Can you find the lines of the listing that include "xlabel" and copy every one?

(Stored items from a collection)
※ ※ ※

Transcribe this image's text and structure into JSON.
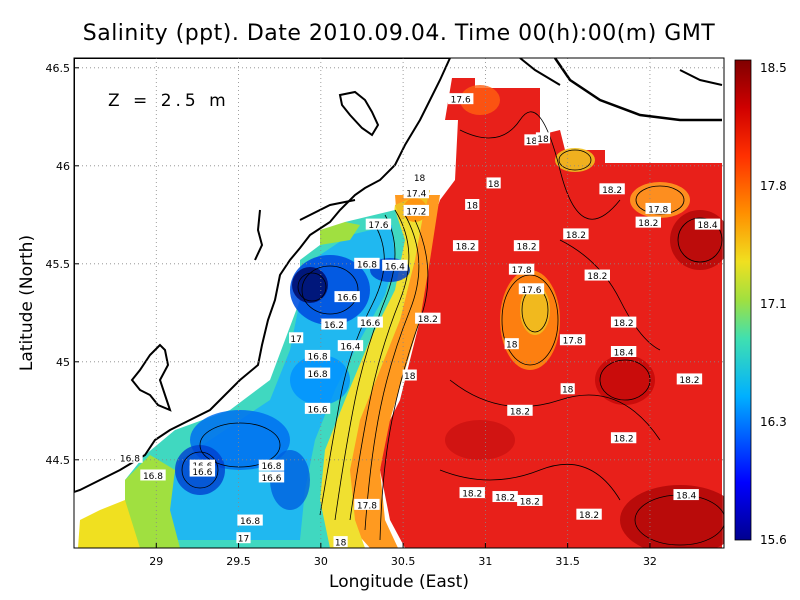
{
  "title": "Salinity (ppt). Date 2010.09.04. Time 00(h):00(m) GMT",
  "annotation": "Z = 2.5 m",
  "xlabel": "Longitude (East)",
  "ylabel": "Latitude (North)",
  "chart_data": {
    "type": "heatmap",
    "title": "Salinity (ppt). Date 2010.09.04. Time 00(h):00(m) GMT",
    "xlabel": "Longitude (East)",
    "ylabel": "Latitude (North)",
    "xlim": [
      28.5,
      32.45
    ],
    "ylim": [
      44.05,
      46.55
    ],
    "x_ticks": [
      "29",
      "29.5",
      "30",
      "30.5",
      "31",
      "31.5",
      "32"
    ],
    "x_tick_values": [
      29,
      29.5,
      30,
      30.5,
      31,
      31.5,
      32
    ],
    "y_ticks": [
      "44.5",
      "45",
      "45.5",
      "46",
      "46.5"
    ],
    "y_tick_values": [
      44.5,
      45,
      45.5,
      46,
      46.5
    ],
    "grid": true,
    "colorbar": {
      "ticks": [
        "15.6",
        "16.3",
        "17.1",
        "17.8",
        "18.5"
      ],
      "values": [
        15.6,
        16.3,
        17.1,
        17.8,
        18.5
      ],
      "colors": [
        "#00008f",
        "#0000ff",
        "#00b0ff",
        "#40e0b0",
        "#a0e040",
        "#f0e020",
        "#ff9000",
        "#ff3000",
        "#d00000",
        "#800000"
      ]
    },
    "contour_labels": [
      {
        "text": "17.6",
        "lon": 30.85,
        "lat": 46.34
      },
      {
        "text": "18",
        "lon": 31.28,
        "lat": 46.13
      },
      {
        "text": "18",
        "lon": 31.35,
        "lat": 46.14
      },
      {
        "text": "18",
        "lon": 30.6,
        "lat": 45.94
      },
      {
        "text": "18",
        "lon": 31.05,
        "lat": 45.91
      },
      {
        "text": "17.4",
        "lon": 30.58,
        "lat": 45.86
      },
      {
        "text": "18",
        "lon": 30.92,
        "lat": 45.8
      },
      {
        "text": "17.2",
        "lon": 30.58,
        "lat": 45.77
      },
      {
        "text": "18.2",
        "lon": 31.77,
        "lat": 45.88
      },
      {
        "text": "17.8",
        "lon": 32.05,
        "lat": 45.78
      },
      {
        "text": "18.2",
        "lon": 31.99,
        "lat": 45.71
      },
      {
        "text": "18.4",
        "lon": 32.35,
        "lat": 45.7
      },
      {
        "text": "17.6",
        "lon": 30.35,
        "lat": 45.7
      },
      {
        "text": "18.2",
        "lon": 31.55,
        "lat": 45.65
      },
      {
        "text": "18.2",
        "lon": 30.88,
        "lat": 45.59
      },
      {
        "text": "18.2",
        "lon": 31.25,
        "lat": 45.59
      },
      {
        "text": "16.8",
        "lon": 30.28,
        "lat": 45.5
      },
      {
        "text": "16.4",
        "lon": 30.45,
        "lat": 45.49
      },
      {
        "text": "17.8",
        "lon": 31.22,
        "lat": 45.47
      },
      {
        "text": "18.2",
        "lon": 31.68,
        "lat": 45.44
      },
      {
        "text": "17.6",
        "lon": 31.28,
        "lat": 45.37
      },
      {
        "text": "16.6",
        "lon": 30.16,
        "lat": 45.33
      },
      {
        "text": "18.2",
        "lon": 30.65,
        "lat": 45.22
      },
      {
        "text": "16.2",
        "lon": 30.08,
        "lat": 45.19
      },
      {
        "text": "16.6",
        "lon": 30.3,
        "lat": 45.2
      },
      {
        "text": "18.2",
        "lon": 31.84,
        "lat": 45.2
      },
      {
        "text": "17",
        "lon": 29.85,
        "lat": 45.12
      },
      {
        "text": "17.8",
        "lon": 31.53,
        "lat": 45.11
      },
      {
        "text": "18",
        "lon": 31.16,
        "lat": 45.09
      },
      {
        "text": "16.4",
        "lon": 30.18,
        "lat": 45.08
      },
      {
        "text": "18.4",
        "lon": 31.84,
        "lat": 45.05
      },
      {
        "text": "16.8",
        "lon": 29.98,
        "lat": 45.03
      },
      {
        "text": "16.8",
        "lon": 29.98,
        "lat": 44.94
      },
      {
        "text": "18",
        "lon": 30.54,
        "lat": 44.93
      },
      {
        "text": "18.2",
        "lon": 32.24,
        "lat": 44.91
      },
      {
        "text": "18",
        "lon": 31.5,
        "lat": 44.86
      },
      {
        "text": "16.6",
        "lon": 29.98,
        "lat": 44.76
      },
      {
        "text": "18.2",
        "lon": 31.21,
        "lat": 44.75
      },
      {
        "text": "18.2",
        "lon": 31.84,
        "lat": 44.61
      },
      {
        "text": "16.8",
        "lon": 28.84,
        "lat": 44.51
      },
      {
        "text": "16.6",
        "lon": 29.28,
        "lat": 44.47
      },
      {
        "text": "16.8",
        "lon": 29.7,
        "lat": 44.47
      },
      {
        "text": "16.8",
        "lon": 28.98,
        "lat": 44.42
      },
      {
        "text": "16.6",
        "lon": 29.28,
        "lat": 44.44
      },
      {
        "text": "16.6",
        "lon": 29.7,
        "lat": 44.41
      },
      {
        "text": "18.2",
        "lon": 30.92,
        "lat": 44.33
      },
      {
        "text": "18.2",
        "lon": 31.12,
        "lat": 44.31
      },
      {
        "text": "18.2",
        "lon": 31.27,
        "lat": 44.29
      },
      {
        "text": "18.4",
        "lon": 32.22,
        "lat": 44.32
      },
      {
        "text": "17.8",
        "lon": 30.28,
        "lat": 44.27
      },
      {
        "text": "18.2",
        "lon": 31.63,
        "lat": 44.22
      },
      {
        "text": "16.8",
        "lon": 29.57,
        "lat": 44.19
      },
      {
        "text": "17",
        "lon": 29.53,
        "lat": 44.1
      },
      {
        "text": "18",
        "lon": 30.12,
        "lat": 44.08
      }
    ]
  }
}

※ ※ ※

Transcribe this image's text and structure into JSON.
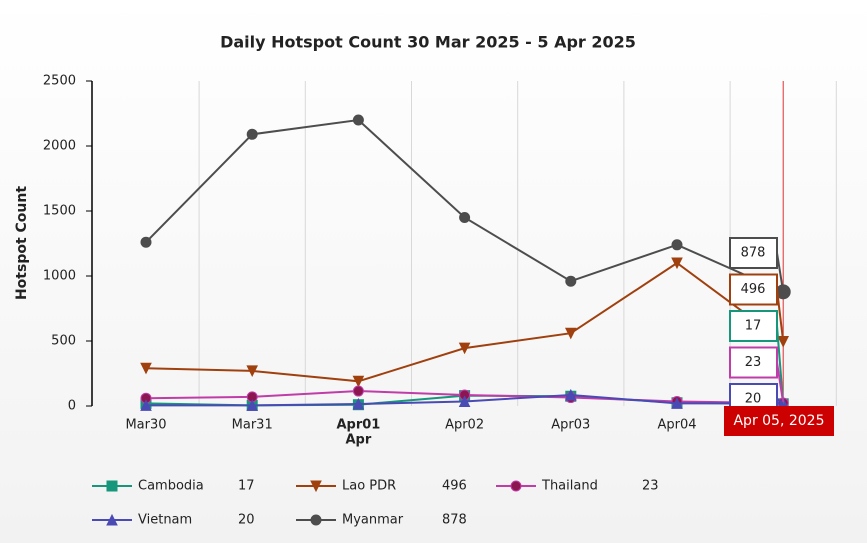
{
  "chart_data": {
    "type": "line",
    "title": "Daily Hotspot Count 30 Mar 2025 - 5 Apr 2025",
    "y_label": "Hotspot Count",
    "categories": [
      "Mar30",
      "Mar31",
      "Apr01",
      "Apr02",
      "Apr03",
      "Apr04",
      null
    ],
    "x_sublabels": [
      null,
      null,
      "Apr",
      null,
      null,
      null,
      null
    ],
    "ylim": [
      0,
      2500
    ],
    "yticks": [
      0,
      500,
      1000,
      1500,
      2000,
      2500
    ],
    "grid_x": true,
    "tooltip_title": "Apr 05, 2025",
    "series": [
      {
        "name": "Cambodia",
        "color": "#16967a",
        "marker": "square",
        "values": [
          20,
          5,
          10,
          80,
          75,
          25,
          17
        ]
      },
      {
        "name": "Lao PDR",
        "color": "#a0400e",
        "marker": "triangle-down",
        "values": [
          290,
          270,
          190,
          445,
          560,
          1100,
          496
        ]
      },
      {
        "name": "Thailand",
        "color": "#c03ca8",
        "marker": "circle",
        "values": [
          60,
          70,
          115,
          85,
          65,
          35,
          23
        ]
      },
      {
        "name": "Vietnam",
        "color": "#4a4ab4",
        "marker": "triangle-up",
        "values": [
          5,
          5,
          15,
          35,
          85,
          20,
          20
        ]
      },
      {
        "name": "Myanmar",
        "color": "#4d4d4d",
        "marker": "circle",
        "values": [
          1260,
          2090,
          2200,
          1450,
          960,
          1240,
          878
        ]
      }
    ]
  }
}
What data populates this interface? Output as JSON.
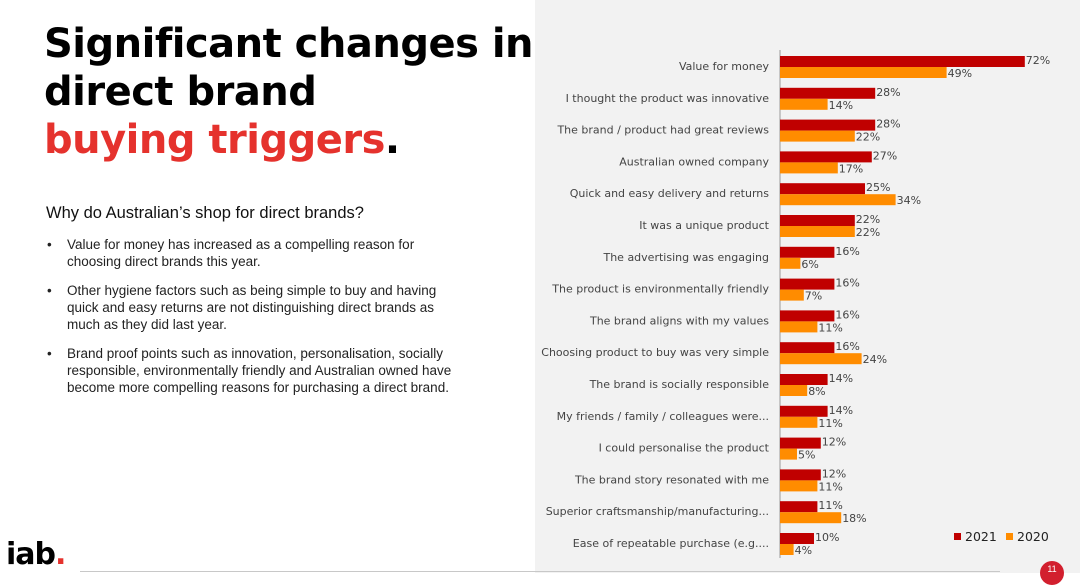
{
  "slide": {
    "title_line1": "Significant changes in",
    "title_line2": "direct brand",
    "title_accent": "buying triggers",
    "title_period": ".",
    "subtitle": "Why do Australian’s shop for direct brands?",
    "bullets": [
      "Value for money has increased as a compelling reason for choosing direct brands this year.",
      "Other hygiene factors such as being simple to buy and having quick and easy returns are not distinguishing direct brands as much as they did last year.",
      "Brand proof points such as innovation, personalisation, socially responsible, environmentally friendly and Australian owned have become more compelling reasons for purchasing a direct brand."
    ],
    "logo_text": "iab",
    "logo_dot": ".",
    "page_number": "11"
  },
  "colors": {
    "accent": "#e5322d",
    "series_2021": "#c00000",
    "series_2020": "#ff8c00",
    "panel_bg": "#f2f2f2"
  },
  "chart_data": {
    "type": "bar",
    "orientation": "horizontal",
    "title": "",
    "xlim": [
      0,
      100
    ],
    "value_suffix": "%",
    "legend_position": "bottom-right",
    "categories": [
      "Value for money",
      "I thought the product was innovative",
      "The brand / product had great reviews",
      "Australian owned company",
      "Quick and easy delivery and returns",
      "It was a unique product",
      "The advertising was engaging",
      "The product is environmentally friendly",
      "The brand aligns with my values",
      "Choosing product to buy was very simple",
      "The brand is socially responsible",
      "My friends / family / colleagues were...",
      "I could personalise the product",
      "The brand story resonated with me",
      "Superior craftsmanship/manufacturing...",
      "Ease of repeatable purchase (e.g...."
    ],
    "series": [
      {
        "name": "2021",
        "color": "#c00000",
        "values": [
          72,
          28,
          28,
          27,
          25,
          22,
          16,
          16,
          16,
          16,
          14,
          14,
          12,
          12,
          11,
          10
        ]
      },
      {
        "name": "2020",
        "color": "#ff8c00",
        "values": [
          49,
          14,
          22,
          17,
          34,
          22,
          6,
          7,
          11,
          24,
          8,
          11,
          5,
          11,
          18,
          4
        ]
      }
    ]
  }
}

※ ※ ※

• _SOLUTION FOR THIS PROBLEM_:
  "xlabel": "Longitude (East)",
    "xlabel": "Longitude (East)",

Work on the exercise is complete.